KORTE OPDRACHT
Schrijf de volledige tekst over armoede in de Sangklaburi-streek woord voor woord over.

AANGELEVERDE TEKST
Poverty at the Thai-Burmese Border. An ethnographic analysis of poverty in the Sangklaburi district

Anemone
Seutin

De impact van emotionele overlevingssystemen op armoede

Dit artikel geeft een beknopt overzicht van mijn veldwerk rond armoede in de Sangklaburi streek in Thailand. Sangklaburi is gelegen in het noordoosten van de provincie Kanchanaburi en grenst aan het zuiden van Myanmar, vroeger gekend als Birma.  De meerderheid van de lokale bevolking bestaat uit Birmese migranten van diverse etnische afkomst en behoort tot de tien procent armste inwoners van Thailand.

In mijn veldwerk wilde ik mij concentreren op de individuele, emotionele en relationele dimensie van armoede. Er is veel economische, sociologische en antropologische literatuur over armoede vanuit een systemisch/contextueel perspectief, waarbij  men de armoede verklaart door de sociale, politieke en culturele structuren waarin mensen vertoeven te identificeren en bloot te leggen. Met dit artikel wil ik aantonen dat de emotionele dimensie minstens even belangrijk is als de systemische/contextuele dimensie. Mijn veldwerk toont aan hoezeer de maatschappelijke context mensen op een diep emotioneel niveau raakt en beïnvloedt, en dat dit niet mag onderschat worden. Talrijke studies hebben bevestigd dat sociaaleconomische en politieke kaders zoals chronisch politiek geweld en armoede een grote impact hebben op de fysieke, mentale en emotionele toestand van individuen en groepen en vaak zorgen voor depressie, chronische angst en gevoelens van wanhoop en machteloosheid (zie onder andere Pedersen 2002, Jordans et al. 2010, Vinayak Banerjee en Duflo 2011).

(Regels uit een gegevensbron)

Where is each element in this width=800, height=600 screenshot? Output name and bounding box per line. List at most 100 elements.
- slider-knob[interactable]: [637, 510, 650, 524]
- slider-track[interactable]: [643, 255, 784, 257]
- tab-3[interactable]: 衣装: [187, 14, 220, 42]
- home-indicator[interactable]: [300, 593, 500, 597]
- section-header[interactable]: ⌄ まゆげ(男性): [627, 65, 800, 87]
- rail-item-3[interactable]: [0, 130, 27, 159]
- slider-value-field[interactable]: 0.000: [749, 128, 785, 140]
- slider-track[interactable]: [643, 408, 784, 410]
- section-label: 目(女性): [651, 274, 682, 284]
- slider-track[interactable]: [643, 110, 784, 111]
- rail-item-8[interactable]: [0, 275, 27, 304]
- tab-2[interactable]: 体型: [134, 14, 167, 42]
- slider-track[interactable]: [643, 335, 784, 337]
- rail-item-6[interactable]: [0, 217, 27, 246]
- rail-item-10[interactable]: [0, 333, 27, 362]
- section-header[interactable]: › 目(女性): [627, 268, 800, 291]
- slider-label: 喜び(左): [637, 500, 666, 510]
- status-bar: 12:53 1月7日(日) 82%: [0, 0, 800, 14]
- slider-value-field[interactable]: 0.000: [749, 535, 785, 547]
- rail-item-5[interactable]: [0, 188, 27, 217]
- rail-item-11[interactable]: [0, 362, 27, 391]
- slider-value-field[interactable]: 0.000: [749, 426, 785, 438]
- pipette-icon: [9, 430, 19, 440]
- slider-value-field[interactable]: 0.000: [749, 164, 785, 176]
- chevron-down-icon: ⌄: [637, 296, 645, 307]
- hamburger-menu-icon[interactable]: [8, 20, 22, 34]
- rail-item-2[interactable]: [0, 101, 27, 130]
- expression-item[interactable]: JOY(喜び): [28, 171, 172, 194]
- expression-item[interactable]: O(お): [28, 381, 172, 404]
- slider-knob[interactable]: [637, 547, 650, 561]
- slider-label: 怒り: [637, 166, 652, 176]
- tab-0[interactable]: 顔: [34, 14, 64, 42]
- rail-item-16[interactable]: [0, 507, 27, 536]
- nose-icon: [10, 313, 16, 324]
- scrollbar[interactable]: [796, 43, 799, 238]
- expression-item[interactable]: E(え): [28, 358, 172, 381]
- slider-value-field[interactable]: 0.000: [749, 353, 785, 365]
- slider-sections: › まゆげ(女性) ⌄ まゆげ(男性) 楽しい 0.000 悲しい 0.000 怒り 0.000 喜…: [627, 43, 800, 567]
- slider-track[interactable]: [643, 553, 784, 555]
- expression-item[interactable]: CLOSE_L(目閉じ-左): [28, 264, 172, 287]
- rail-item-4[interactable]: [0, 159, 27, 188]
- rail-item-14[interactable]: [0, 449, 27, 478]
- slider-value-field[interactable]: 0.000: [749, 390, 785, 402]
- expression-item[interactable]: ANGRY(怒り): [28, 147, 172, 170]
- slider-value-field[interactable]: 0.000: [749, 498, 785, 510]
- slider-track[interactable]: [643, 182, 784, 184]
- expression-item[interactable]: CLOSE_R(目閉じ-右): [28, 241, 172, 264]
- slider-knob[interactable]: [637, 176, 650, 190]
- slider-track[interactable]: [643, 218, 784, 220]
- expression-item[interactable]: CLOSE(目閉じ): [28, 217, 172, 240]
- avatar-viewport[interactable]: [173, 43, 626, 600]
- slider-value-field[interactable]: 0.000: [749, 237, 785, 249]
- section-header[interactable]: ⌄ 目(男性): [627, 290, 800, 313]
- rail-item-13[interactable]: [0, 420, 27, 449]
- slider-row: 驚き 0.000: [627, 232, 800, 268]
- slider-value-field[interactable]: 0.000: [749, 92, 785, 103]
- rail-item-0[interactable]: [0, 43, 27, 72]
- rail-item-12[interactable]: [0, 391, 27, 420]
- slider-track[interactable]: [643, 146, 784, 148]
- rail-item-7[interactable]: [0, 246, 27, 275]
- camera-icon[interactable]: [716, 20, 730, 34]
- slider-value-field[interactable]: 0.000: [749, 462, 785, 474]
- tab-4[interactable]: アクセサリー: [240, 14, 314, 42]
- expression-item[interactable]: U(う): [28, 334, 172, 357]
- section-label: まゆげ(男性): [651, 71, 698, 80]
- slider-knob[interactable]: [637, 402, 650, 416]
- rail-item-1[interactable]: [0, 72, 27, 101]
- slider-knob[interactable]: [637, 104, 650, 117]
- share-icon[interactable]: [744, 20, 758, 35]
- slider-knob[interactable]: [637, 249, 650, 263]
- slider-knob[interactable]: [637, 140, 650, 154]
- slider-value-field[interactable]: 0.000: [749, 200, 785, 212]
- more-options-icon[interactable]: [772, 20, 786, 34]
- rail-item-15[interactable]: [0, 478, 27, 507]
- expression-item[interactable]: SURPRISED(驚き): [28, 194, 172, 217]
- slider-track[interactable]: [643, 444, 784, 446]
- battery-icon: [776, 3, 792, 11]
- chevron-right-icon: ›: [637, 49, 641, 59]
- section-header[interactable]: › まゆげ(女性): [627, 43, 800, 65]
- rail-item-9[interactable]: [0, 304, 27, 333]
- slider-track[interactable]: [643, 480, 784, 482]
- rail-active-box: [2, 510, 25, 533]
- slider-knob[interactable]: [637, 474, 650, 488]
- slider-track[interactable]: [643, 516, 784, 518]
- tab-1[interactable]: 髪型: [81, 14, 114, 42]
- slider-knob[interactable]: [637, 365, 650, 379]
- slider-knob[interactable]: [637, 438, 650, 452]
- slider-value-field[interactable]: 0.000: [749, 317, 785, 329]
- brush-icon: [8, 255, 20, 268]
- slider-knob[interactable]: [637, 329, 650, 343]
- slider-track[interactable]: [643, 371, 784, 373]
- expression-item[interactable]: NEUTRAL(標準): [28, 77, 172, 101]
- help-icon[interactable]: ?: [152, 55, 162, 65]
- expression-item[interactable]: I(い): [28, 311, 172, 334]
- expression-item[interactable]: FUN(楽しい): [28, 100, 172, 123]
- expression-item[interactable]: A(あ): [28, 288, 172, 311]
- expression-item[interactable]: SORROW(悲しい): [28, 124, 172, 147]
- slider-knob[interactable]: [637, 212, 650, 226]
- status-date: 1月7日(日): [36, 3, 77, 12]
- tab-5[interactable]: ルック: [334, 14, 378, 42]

JUIST RESULTAAT
Poverty at the Thai-Burmese Border. An ethnographic analysis of poverty in the Sangklaburi district

Anemone
Seutin

De impact van emotionele overlevingssystemen op armoede

Dit artikel geeft een beknopt overzicht van mijn veldwerk rond armoede in de Sangklaburi streek in Thailand. Sangklaburi is gelegen in het noordoosten van de provincie Kanchanaburi en grenst aan het zuiden van Myanmar, vroeger gekend als Birma.  De meerderheid van de lokale bevolking bestaat uit Birmese migranten van diverse etnische afkomst en behoort tot de tien procent armste inwoners van Thailand.

In mijn veldwerk wilde ik mij concentreren op de individuele, emotionele en relationele dimensie van armoede. Er is veel economische, sociologische en antropologische literatuur over armoede vanuit een systemisch/contextueel perspectief, waarbij  men de armoede verklaart door de sociale, politieke en culturele structuren waarin mensen vertoeven te identificeren en bloot te leggen. Met dit artikel wil ik aantonen dat de emotionele dimensie minstens even belangrijk is als de systemische/contextuele dimensie. Mijn veldwerk toont aan hoezeer de maatschappelijke context mensen op een diep emotioneel niveau raakt en beïnvloedt, en dat dit niet mag onderschat worden. Talrijke studies hebben bevestigd dat sociaaleconomische en politieke kaders zoals chronisch politiek geweld en armoede een grote impact hebben op de fysieke, mentale en emotionele toestand van individuen en groepen en vaak zorgen voor depressie, chronische angst en gevoelens van wanhoop en machteloosheid (zie onder andere Pedersen 2002, Jordans et al. 2010, Vinayak Banerjee en Duflo 2011).